(Bounding box annotations)
☆ ☆ ☆

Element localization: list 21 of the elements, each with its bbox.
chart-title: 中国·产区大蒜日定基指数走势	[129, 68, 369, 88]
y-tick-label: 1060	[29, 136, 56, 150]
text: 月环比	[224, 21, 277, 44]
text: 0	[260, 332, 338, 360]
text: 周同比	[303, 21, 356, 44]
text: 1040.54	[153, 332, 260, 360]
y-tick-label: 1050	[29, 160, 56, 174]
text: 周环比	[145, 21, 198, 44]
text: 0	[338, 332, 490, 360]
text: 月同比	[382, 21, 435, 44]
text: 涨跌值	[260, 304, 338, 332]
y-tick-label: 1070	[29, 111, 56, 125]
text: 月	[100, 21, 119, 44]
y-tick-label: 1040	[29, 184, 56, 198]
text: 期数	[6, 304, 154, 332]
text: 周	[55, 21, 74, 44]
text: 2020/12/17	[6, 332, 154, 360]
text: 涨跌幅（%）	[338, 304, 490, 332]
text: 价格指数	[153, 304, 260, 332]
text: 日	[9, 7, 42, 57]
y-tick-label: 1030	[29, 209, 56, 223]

☆ ☆ ☆

:: Task prompt ::
Repeat the lines of the material above without changing anything.

:: The reply ::
Element localization: list 21 of the elements, each with its bbox.
chart-title: 中国·产区大蒜日定基指数走势	[129, 68, 369, 88]
y-tick-label: 1060	[29, 136, 56, 150]
text: 月环比	[224, 21, 277, 44]
text: 0	[260, 332, 338, 360]
text: 周同比	[303, 21, 356, 44]
text: 1040.54	[153, 332, 260, 360]
y-tick-label: 1050	[29, 160, 56, 174]
text: 周环比	[145, 21, 198, 44]
text: 0	[338, 332, 490, 360]
text: 月同比	[382, 21, 435, 44]
text: 涨跌值	[260, 304, 338, 332]
y-tick-label: 1070	[29, 111, 56, 125]
text: 月	[100, 21, 119, 44]
y-tick-label: 1040	[29, 184, 56, 198]
text: 期数	[6, 304, 154, 332]
text: 周	[55, 21, 74, 44]
text: 2020/12/17	[6, 332, 154, 360]
text: 涨跌幅（%）	[338, 304, 490, 332]
text: 价格指数	[153, 304, 260, 332]
text: 日	[9, 7, 42, 57]
y-tick-label: 1030	[29, 209, 56, 223]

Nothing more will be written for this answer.